**Structured figure records:**
--

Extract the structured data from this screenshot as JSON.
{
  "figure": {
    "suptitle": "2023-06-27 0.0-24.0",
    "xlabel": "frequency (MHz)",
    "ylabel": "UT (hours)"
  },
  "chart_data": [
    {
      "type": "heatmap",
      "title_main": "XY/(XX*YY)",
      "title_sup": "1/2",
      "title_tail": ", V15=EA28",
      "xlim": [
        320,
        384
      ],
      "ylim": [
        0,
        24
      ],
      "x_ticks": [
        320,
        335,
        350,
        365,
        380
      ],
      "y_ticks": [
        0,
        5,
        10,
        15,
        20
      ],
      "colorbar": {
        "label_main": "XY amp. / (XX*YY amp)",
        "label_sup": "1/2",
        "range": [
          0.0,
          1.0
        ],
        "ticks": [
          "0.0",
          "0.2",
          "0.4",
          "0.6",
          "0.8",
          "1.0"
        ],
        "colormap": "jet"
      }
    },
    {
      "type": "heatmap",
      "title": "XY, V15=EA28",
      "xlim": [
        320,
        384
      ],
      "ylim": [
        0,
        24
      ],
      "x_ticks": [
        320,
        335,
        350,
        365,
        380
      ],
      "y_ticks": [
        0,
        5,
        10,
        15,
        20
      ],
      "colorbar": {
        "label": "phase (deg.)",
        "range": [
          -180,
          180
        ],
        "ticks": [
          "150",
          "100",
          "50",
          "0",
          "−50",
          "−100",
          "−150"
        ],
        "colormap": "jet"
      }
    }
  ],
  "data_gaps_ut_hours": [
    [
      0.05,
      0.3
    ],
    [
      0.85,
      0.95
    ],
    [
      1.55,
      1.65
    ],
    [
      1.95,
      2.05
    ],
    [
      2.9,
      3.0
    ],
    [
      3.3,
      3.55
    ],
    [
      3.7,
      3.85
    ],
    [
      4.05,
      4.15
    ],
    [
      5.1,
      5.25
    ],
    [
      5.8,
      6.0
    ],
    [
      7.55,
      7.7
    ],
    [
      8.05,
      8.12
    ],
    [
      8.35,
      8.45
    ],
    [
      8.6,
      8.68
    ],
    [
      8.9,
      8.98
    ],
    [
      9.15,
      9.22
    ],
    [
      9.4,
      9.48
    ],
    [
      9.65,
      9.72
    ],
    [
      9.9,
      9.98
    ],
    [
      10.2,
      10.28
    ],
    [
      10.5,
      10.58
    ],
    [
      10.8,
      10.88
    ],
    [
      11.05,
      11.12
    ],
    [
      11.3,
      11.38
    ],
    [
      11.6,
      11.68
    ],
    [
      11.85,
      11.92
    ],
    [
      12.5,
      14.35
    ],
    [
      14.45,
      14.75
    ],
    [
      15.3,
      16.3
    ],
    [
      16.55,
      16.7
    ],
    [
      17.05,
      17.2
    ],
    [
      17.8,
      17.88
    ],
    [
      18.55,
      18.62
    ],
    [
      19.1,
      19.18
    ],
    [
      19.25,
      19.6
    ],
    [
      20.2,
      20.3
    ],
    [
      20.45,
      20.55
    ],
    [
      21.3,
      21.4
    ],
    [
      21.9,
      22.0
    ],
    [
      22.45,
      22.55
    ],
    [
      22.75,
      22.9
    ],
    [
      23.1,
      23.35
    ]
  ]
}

--

**STATED TASK:** Give the data again, exactly as it stands.

**SOLUTION FOR THIS TASK:**
Extract the structured data from this screenshot as JSON.
{
  "figure": {
    "suptitle": "2023-06-27 0.0-24.0",
    "xlabel": "frequency (MHz)",
    "ylabel": "UT (hours)"
  },
  "chart_data": [
    {
      "type": "heatmap",
      "title_main": "XY/(XX*YY)",
      "title_sup": "1/2",
      "title_tail": ", V15=EA28",
      "xlim": [
        320,
        384
      ],
      "ylim": [
        0,
        24
      ],
      "x_ticks": [
        320,
        335,
        350,
        365,
        380
      ],
      "y_ticks": [
        0,
        5,
        10,
        15,
        20
      ],
      "colorbar": {
        "label_main": "XY amp. / (XX*YY amp)",
        "label_sup": "1/2",
        "range": [
          0.0,
          1.0
        ],
        "ticks": [
          "0.0",
          "0.2",
          "0.4",
          "0.6",
          "0.8",
          "1.0"
        ],
        "colormap": "jet"
      }
    },
    {
      "type": "heatmap",
      "title": "XY, V15=EA28",
      "xlim": [
        320,
        384
      ],
      "ylim": [
        0,
        24
      ],
      "x_ticks": [
        320,
        335,
        350,
        365,
        380
      ],
      "y_ticks": [
        0,
        5,
        10,
        15,
        20
      ],
      "colorbar": {
        "label": "phase (deg.)",
        "range": [
          -180,
          180
        ],
        "ticks": [
          "150",
          "100",
          "50",
          "0",
          "−50",
          "−100",
          "−150"
        ],
        "colormap": "jet"
      }
    }
  ],
  "data_gaps_ut_hours": [
    [
      0.05,
      0.3
    ],
    [
      0.85,
      0.95
    ],
    [
      1.55,
      1.65
    ],
    [
      1.95,
      2.05
    ],
    [
      2.9,
      3.0
    ],
    [
      3.3,
      3.55
    ],
    [
      3.7,
      3.85
    ],
    [
      4.05,
      4.15
    ],
    [
      5.1,
      5.25
    ],
    [
      5.8,
      6.0
    ],
    [
      7.55,
      7.7
    ],
    [
      8.05,
      8.12
    ],
    [
      8.35,
      8.45
    ],
    [
      8.6,
      8.68
    ],
    [
      8.9,
      8.98
    ],
    [
      9.15,
      9.22
    ],
    [
      9.4,
      9.48
    ],
    [
      9.65,
      9.72
    ],
    [
      9.9,
      9.98
    ],
    [
      10.2,
      10.28
    ],
    [
      10.5,
      10.58
    ],
    [
      10.8,
      10.88
    ],
    [
      11.05,
      11.12
    ],
    [
      11.3,
      11.38
    ],
    [
      11.6,
      11.68
    ],
    [
      11.85,
      11.92
    ],
    [
      12.5,
      14.35
    ],
    [
      14.45,
      14.75
    ],
    [
      15.3,
      16.3
    ],
    [
      16.55,
      16.7
    ],
    [
      17.05,
      17.2
    ],
    [
      17.8,
      17.88
    ],
    [
      18.55,
      18.62
    ],
    [
      19.1,
      19.18
    ],
    [
      19.25,
      19.6
    ],
    [
      20.2,
      20.3
    ],
    [
      20.45,
      20.55
    ],
    [
      21.3,
      21.4
    ],
    [
      21.9,
      22.0
    ],
    [
      22.45,
      22.55
    ],
    [
      22.75,
      22.9
    ],
    [
      23.1,
      23.35
    ]
  ]
}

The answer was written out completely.